→ Fragmento de lectura
En primer lugar, hay que destacar que la violencia hogareña tiene un carácter circular y siempre va en aumento.

No es necesario esperar que la pareja esté consolidada; a veces los indicios quedan claros en aquel primer cruce de miradas. Muchas mujeres han confesado en sus terapias lo celoso que era su marido en tiempos de noviazgo, criticándole sus ropas, sospechando de sus amigos, o alejándola de la vida social… pero que ella lo tomaba con gracia, o creyendo que eso la hacía valiosa, o era una muestra de amor.

El enamoramiento da paso al amor. A medida que van decreciendo el interés de ocular los propios puntos débiles, crece la mirada objetiva hacia el otro, descubriendo que no todo es tan perfecto como se creía.

La vida cotidiana dista de la soñada. Aparecen las necesidades, las responsabilidades, los reclamos y las críticas. Para aquellos con capacidad de tolerancia y frustración, el mantener empatía con el otro le es plausible; pero para los otros, con una crianza carente de valores sociales, cualquier líquido le sirve para explotar.

Existe una primera etapa en este círculo de violencia, que los estudios llaman “Acumulación de tensión”, entre las relaciones de poder establecidas.

→ Registros de una fuente de datos

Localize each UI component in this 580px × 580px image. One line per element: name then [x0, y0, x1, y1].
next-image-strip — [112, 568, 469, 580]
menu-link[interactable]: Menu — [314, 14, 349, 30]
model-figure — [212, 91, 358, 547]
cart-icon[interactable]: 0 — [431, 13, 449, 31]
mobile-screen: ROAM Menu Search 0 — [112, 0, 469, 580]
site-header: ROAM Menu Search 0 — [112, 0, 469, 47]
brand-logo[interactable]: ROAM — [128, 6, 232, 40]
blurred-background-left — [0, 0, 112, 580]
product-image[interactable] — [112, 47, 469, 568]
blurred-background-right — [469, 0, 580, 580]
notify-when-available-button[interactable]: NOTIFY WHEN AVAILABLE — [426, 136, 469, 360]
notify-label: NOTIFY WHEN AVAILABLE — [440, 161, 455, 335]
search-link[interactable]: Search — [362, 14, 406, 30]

→ Acción requerida 1
Traduce al inglés esta oración del texto sobre la violencia hogareña: "El enamoramiento da paso al amor."
→ Acción requerida 2
Prosigue el texto sobre la violencia hogareña después de su última oración, la que nombra la etapa de "Acumulación de tensión".

→ Respuesta del ejercicio 1
Infatuation gives way to love.

→ Respuesta del ejercicio 2
El discutir no es malo, simplemente es la posibilidad que cada quién defienda su punto de vista; pero lo irracional se apodera de la escena, cuando por impotencia de mantener el control sobre el otro, la violencia verbal se hace presente. Los roces ya carecen de diplomacia, y la ansiedad y la hostilidad se acumula y se expresa.

Aparecen las insinuaciones, la indiferencia, la humillación y el sarcasmo hacia el más débil, que trata de calmar al “nervioso” creyendo que ella puede ser la causa del malestar.

En el violento aparece el cambio de humor, las quejas ante pequeñas cosas y el aumento de tensión al no ver sus deseos cumplidos. La víctima, por su lado, muchas veces se niega a reconocer la peligrosidad de la situación.

La segunda etapa es denominada “La del golpe o explosión”. Los cruces de palabras ya no bastan. Para el intolerante los cambios no son suficientes; y como todo depredador, ha sentido el miedo en la presa, y siente el “poder” sobre ella.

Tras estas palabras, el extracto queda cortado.